(Data records)
· · ·

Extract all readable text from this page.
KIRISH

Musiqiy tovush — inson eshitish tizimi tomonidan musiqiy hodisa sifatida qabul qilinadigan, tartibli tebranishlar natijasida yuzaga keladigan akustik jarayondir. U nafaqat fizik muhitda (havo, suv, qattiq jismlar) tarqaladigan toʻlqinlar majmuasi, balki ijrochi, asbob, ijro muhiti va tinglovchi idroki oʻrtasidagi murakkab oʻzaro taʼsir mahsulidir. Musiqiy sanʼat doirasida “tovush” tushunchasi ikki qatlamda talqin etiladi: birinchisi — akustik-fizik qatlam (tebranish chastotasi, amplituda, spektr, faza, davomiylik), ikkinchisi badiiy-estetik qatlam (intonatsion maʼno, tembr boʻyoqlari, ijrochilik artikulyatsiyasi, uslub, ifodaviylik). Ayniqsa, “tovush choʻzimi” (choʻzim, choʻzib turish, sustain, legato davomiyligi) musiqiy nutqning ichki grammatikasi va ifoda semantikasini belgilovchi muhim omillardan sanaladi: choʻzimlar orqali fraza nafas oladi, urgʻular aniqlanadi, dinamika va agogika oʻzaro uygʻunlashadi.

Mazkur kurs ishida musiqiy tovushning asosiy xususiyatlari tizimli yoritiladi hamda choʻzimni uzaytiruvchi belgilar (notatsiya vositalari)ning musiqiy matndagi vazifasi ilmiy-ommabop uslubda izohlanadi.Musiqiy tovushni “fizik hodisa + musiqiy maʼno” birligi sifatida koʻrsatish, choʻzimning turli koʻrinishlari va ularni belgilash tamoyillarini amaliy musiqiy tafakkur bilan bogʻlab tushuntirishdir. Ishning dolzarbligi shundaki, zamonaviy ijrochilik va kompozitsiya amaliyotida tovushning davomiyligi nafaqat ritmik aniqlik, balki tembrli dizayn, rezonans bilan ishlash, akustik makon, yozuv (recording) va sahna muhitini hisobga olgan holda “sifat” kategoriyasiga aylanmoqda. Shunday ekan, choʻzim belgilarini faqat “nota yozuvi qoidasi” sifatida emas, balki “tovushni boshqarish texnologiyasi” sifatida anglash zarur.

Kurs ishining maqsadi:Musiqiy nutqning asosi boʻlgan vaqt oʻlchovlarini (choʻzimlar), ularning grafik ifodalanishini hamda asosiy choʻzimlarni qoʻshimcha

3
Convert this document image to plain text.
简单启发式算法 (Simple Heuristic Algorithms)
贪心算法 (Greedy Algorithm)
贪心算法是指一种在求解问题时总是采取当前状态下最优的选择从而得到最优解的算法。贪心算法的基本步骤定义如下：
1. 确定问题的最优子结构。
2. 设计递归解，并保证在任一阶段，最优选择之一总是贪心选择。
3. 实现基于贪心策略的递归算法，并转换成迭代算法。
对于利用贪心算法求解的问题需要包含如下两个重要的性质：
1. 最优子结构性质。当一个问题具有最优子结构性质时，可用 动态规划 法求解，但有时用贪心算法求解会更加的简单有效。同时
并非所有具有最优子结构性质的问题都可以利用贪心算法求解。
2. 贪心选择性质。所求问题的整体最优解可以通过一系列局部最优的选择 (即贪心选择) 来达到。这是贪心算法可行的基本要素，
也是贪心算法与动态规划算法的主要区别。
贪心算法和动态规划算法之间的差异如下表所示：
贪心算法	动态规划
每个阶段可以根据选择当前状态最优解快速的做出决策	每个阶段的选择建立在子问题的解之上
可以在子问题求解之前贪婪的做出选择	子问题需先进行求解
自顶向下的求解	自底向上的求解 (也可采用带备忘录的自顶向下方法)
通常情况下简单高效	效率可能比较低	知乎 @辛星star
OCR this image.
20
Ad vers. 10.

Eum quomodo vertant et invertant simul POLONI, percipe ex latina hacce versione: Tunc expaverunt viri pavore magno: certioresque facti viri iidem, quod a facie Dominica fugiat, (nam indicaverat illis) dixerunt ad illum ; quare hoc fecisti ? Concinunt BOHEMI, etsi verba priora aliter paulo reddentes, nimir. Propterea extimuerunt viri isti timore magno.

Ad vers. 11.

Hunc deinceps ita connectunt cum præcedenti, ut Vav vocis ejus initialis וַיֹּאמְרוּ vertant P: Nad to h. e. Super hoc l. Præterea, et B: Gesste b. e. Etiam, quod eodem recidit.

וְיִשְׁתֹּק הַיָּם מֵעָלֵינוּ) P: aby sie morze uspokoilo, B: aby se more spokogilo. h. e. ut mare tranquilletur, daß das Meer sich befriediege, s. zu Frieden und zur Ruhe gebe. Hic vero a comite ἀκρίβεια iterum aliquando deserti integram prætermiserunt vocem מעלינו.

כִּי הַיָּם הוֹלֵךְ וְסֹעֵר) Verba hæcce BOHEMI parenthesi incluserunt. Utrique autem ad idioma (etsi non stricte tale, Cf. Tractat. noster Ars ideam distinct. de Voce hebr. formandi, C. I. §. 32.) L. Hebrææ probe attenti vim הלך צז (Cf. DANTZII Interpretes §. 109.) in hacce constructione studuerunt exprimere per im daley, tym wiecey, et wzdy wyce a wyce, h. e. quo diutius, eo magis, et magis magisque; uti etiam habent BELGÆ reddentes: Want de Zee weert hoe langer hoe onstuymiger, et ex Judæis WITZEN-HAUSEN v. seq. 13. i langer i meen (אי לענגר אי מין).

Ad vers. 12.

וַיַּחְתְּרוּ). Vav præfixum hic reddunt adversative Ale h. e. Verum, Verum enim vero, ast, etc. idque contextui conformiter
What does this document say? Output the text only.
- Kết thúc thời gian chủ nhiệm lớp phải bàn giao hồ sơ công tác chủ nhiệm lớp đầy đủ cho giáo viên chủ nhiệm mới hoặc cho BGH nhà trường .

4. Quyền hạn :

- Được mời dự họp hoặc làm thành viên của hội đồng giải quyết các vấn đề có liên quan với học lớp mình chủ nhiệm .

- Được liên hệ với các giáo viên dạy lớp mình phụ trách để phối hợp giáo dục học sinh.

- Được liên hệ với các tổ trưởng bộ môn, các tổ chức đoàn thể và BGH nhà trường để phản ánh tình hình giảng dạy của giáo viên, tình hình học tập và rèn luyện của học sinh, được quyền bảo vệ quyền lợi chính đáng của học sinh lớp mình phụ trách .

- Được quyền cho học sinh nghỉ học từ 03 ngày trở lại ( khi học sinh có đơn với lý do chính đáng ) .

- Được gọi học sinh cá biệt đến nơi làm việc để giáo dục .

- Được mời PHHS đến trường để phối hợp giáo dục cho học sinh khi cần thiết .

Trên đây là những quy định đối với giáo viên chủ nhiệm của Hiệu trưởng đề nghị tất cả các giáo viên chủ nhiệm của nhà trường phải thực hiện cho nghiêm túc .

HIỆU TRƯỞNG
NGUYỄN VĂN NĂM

· · ·

Goal of the exercise » Collect each line above holding the string "vertant".

Solution to the problem »
Eum quomodo vertant et invertant simul POLONI, percipe ex latina hacce versione: Tunc expaverunt viri pavore magno: certioresque facti viri iidem, quod a facie Dominica fugiat, (nam indicaverat illis) dixerunt ad illum ; quare hoc fecisti ? Concinunt BOHEMI, etsi verba priora aliter paulo reddentes, nimir. Propterea extimuerunt viri isti timore magno.
Hunc deinceps ita connectunt cum præcedenti, ut Vav vocis ejus initialis וַיֹּאמְרוּ vertant P: Nad to h. e. Super hoc l. Præterea, et B: Gesste b. e. Etiam, quod eodem recidit.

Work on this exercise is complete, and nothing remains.